• **Given request**:
Below is a block of records. Copy every line in it that contains the word "VALID".

Items from a figure collection
+++++

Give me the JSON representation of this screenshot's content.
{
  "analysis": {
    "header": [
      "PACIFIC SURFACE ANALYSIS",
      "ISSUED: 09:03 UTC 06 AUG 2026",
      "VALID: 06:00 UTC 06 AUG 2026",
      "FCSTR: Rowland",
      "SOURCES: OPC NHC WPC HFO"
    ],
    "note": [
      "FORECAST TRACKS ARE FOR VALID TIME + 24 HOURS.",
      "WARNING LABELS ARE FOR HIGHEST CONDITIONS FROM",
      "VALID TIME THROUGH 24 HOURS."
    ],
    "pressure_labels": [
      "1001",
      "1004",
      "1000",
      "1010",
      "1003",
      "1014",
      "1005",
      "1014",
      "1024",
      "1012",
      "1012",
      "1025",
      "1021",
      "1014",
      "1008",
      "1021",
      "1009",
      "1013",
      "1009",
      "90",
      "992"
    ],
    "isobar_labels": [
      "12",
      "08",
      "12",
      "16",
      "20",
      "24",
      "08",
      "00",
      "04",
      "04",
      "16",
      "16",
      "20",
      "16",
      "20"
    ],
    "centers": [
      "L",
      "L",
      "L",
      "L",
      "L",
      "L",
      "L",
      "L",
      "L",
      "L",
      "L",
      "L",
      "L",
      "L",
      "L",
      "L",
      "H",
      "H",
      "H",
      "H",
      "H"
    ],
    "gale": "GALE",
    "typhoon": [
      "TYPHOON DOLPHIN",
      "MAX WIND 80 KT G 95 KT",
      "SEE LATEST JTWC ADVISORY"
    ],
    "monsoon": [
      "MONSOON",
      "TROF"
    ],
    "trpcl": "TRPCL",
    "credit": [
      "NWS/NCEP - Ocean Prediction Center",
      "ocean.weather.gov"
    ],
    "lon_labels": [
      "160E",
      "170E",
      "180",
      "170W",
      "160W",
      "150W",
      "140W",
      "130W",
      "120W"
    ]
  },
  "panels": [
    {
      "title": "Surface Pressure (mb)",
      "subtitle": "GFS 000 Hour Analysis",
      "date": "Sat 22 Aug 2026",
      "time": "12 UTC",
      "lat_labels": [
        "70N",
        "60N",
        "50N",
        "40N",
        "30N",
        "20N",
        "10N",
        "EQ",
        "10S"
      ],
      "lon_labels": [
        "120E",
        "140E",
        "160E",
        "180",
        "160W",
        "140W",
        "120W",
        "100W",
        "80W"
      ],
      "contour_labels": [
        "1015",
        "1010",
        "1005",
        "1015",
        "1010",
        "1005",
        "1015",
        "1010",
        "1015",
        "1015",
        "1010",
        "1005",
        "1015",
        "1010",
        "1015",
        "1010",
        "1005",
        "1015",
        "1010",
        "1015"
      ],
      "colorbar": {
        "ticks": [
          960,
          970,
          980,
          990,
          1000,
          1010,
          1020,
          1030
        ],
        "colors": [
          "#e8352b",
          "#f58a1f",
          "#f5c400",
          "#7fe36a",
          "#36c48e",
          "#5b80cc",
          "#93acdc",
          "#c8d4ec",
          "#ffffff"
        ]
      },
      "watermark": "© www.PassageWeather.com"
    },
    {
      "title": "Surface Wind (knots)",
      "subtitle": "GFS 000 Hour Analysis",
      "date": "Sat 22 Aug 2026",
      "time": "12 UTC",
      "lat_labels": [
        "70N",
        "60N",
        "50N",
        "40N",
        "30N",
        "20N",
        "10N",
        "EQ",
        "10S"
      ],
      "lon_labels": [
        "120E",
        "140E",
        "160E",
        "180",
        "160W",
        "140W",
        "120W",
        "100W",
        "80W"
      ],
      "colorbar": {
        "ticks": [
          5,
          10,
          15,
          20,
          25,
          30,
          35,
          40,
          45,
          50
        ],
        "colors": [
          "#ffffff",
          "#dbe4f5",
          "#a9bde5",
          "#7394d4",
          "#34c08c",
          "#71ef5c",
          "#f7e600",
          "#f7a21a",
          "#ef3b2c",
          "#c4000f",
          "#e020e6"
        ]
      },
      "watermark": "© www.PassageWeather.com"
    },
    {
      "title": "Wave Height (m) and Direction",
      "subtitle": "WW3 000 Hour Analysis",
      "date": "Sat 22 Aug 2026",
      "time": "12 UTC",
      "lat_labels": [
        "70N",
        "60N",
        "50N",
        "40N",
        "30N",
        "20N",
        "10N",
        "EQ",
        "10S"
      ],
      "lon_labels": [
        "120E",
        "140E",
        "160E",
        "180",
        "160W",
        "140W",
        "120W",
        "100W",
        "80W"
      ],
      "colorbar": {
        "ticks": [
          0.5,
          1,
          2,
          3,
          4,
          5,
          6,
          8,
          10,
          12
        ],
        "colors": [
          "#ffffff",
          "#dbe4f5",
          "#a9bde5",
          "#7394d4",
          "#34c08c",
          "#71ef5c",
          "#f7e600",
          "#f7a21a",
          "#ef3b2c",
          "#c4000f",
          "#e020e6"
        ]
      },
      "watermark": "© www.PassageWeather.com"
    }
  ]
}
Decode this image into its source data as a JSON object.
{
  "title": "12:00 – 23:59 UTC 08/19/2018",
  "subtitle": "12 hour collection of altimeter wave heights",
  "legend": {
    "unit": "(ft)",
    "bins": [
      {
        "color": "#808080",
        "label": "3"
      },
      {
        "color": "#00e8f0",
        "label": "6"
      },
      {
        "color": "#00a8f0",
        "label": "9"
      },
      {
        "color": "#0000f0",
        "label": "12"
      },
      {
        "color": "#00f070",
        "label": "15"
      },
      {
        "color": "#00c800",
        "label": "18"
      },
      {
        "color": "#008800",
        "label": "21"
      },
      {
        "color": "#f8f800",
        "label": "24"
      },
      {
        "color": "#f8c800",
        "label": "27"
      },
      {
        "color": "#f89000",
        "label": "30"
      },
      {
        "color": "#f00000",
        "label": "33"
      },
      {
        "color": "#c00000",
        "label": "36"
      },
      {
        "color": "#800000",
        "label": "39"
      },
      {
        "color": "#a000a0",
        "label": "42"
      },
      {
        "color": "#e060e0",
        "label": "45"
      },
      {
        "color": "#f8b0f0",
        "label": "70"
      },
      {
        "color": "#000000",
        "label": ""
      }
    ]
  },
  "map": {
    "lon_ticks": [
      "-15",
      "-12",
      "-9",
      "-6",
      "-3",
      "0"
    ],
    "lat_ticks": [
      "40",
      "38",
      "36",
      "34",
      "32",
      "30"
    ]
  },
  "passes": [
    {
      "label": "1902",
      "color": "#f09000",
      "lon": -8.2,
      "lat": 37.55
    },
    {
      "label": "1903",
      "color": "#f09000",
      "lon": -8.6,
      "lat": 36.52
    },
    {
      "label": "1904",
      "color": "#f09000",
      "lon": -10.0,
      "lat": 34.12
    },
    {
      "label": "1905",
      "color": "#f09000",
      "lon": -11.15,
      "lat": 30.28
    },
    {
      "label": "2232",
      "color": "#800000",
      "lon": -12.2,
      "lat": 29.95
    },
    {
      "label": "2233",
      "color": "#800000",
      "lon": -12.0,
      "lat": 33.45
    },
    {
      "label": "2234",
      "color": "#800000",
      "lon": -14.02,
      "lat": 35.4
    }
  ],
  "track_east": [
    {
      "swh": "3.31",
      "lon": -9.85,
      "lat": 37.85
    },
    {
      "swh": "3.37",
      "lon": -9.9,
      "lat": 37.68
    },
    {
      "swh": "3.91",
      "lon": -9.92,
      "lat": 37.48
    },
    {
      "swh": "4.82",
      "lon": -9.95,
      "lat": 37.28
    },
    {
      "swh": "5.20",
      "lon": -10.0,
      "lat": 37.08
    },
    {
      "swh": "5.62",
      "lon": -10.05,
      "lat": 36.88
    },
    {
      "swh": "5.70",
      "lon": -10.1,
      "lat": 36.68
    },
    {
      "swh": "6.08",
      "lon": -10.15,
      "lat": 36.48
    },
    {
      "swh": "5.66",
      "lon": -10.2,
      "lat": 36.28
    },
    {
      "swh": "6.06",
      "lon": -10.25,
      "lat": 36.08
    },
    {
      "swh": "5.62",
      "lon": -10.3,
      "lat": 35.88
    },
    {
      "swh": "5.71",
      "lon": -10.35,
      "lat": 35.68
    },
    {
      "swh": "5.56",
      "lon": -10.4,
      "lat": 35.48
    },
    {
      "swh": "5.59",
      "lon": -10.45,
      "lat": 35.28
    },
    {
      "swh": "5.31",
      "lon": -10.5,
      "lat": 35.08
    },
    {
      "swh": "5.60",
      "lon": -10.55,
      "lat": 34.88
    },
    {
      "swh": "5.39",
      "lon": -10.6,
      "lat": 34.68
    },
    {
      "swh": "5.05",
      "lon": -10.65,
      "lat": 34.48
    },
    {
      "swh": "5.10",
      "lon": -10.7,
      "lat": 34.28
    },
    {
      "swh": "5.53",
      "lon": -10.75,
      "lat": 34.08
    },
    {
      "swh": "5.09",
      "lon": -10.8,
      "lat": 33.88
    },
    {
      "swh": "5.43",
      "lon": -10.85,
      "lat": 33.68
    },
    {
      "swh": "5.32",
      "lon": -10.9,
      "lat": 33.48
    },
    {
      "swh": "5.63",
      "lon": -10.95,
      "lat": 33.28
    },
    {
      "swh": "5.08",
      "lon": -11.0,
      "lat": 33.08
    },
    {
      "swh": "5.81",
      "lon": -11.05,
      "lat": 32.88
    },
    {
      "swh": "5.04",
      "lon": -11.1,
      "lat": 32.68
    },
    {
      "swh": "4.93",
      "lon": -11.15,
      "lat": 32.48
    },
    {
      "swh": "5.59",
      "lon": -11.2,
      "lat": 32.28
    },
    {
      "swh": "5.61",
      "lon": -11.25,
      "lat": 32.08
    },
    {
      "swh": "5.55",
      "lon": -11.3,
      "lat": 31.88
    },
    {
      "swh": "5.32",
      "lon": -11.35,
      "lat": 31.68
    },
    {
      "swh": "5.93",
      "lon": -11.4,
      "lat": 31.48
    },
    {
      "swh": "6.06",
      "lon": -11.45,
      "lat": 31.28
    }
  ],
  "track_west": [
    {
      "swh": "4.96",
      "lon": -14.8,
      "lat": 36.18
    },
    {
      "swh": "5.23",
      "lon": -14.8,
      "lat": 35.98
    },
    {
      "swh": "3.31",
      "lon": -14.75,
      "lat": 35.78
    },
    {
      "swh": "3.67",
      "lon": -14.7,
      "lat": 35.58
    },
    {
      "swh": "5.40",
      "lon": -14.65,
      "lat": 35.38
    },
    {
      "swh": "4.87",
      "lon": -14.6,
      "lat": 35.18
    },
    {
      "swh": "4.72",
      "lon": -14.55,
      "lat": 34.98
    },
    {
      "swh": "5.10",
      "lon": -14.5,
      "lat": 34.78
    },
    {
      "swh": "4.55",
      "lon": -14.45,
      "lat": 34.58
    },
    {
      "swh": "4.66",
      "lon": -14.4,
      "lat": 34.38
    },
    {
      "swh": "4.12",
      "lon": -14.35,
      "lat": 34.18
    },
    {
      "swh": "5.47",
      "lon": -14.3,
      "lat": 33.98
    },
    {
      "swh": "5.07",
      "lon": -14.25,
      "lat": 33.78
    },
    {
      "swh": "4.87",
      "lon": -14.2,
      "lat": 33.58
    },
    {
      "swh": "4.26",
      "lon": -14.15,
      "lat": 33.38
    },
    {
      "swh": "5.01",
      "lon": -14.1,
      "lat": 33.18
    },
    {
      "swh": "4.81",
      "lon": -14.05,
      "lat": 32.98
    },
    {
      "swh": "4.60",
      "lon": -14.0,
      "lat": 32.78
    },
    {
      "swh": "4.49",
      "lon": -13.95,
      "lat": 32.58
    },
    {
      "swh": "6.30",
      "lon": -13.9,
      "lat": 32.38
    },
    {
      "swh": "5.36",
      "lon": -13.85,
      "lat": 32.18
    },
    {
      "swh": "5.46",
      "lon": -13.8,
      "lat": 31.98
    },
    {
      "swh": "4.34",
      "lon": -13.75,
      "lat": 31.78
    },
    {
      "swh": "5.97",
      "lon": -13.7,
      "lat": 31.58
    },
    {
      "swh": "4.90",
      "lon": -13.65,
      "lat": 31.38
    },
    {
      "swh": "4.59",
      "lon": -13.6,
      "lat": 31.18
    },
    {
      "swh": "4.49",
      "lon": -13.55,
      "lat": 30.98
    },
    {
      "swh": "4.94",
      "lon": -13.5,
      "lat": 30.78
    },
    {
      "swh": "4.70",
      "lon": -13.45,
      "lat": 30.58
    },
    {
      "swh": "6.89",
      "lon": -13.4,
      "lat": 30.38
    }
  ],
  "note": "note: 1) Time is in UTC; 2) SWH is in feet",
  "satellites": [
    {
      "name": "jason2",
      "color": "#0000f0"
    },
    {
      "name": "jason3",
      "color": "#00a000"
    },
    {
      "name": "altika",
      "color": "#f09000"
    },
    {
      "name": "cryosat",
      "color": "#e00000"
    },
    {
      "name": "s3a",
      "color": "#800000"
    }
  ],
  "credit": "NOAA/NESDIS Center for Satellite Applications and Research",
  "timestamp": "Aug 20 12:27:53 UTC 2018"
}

+++++

• **Task output**:
      "VALID: 06:00 UTC 06 AUG 2026",
      "FORECAST TRACKS ARE FOR VALID TIME + 24 HOURS.",
      "VALID TIME THROUGH 24 HOURS."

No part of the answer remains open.